## Text

====

It’s all a bit too much, but then a state of things being just a bit too much seems to be normality when you get into the orbit around Ed Maggs, who has owned this “genuine fake” (his own words) with his wife Frances since 2011. The ketch is now called Betty Alan after his parents, and somehow he finds the time to use her as she should be used, despite the attention-consuming occupation of being a Maggs brother in the almost absurdly blue chip antiquarian booksellers Maggs Brothers in the fashionable part of London. There, they’ve been selling rare or very rare or indeed invisibly rare books at splendid prices since 1853, while additionally purveying some extremely odd items of exceptional historic interest which, alas, we cannot specify in a website with a family readership.

====

## Structured page parsing data
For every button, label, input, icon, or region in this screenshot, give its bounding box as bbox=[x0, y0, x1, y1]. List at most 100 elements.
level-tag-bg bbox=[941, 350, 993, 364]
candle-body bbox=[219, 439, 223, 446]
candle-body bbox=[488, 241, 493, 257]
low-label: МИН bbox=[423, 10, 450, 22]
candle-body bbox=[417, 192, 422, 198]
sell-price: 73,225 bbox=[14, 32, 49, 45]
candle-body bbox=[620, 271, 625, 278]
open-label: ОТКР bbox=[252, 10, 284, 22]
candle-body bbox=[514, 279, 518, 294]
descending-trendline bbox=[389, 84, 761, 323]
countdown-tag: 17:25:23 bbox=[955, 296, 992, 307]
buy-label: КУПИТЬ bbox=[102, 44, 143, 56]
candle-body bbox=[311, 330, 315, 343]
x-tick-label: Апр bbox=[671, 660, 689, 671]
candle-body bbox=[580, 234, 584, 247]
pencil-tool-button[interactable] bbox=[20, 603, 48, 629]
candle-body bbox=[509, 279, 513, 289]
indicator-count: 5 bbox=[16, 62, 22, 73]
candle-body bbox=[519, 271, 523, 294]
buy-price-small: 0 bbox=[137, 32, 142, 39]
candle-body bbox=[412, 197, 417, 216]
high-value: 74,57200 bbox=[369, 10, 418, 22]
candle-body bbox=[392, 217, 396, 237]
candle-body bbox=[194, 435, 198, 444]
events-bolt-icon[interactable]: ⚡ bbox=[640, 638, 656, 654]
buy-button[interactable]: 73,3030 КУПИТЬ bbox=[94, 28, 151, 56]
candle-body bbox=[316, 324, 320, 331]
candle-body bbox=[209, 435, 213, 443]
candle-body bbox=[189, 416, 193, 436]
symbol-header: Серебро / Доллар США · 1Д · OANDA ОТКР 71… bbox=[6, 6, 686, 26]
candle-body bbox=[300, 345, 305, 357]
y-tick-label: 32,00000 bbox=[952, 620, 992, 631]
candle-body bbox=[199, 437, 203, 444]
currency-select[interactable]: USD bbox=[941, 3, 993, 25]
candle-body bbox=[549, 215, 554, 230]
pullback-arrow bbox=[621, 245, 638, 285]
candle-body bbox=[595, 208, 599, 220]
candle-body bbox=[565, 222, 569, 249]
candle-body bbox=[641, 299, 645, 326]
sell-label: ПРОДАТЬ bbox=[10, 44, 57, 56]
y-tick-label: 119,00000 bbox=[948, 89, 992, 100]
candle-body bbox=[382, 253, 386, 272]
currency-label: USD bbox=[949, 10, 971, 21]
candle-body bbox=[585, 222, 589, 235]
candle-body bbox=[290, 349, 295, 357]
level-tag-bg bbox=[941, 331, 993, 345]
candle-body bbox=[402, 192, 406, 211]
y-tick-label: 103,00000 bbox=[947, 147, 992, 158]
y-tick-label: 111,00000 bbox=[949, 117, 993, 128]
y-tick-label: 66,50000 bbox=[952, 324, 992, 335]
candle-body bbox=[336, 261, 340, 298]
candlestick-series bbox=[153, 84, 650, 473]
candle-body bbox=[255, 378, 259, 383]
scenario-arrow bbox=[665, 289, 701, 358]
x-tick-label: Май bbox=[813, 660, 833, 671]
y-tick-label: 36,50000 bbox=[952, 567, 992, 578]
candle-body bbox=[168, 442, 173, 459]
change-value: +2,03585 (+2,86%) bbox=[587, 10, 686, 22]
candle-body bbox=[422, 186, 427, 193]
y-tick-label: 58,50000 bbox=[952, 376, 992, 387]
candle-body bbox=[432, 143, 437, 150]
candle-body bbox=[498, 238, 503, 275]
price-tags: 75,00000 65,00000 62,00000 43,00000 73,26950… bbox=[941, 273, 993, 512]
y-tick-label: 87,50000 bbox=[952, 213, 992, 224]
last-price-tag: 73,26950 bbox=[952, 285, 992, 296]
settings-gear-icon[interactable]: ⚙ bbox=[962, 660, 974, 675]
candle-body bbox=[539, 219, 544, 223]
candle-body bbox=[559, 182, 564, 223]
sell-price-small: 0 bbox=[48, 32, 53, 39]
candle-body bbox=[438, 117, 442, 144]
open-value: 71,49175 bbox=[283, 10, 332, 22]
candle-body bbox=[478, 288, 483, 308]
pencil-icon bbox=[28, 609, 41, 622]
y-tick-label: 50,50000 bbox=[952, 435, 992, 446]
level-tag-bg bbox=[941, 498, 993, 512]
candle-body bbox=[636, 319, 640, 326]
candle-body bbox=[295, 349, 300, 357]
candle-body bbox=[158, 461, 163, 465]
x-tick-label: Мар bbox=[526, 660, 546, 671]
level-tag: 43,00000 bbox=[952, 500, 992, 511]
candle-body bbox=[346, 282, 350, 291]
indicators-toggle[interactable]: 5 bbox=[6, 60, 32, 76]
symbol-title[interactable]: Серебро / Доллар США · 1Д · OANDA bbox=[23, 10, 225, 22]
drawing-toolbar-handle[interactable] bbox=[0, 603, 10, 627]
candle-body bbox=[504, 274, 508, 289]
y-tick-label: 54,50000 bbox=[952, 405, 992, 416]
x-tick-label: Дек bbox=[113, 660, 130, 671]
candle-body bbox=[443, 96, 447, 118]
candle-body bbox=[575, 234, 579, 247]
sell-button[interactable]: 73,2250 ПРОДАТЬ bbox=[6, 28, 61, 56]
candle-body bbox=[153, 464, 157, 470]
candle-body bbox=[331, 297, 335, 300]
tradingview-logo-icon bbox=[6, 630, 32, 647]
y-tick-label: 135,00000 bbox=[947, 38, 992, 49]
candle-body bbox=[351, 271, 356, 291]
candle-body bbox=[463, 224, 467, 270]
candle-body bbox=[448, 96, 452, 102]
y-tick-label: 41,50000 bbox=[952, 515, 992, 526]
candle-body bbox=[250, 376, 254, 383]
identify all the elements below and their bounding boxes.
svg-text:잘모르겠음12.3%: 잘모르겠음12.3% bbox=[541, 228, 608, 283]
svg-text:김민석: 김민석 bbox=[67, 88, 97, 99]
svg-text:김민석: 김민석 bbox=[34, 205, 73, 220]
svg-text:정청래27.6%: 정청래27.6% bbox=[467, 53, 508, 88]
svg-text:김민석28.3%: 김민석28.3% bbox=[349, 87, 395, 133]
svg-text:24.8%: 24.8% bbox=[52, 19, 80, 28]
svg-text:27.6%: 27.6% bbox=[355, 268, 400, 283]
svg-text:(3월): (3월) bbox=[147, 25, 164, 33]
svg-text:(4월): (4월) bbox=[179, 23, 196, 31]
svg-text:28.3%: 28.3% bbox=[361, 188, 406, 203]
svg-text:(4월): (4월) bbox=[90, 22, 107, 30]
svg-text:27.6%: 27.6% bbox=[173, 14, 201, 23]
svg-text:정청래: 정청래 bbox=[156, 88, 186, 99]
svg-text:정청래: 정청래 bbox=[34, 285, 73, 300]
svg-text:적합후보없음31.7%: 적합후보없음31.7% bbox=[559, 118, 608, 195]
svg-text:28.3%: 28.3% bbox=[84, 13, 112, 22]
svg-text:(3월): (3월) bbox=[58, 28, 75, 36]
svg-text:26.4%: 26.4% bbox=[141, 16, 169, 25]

====

## List of tasks
1. Write out the stretch of the text about Ed Maggs's ketch from "It’s all a bit" through "a family readership.", substituting "yacht" for "ketch".
2. According to the text about Ed Maggs's ketch, since what year has Maggs Brothers been selling rare books?

## Results by task
1.
It’s all a bit too much, but then a state of things being just a bit too much seems to be normality when you get into the orbit around Ed Maggs, who has owned this “genuine fake” (his own words) with his wife Frances since 2011. The yacht is now called Betty Alan after his parents, and somehow he finds the time to use her as she should be used, despite the attention-consuming occupation of being a Maggs brother in the almost absurdly blue chip antiquarian booksellers Maggs Brothers in the fashionable part of London. There, they’ve been selling rare or very rare or indeed invisibly rare books at splendid prices since 1853, while additionally purveying some extremely odd items of exceptional historic interest which, alas, we cannot specify in a website with a family readership.

2. Since 1853.